## begin

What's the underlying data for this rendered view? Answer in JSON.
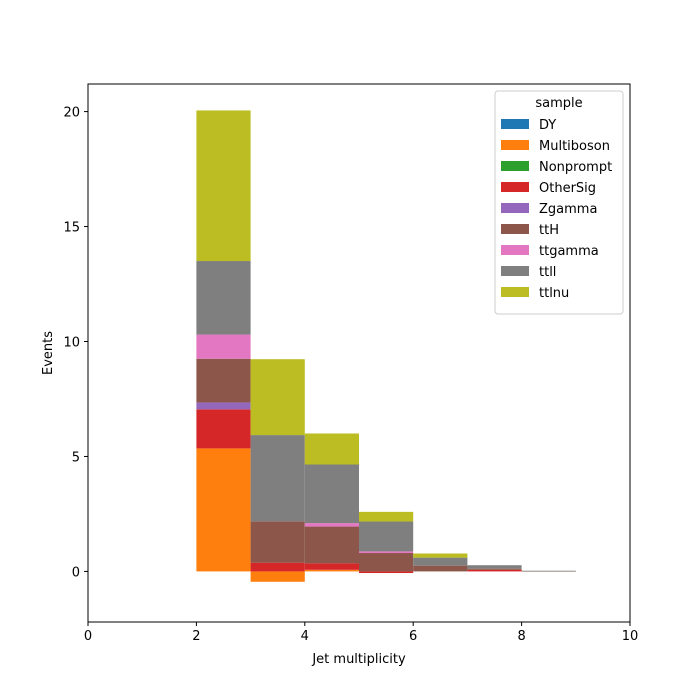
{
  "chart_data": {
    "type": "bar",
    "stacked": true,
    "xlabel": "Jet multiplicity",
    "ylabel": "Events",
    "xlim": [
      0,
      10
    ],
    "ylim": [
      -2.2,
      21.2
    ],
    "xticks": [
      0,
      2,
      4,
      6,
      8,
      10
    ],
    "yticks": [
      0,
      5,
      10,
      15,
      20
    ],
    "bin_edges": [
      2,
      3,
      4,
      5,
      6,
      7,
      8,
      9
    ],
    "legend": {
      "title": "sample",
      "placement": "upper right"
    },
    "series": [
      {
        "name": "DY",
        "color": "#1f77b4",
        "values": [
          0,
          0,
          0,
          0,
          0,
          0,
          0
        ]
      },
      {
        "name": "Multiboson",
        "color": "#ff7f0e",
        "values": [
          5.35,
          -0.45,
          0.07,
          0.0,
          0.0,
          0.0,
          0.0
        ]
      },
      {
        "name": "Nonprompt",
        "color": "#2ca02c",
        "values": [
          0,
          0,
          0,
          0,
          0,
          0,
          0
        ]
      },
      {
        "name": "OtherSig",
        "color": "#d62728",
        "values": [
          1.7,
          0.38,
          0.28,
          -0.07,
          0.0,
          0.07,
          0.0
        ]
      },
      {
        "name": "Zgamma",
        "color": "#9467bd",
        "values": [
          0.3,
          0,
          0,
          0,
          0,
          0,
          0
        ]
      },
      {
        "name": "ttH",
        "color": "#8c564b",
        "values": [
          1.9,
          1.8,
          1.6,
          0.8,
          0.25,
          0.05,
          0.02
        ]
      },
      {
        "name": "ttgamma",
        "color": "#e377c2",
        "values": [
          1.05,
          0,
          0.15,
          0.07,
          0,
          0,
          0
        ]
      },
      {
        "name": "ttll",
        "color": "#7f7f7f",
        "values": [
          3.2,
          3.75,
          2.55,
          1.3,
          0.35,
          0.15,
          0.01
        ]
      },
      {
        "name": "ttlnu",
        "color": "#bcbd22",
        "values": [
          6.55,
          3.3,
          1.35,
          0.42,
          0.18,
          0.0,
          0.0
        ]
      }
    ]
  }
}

## end

__AIM__
Search the records for the string "color" and return every line in which it occurs.

__RESULT__
        "color": "#1f77b4",
        "color": "#ff7f0e",
        "color": "#2ca02c",
        "color": "#d62728",
        "color": "#9467bd",
        "color": "#8c564b",
        "color": "#e377c2",
        "color": "#7f7f7f",
        "color": "#bcbd22",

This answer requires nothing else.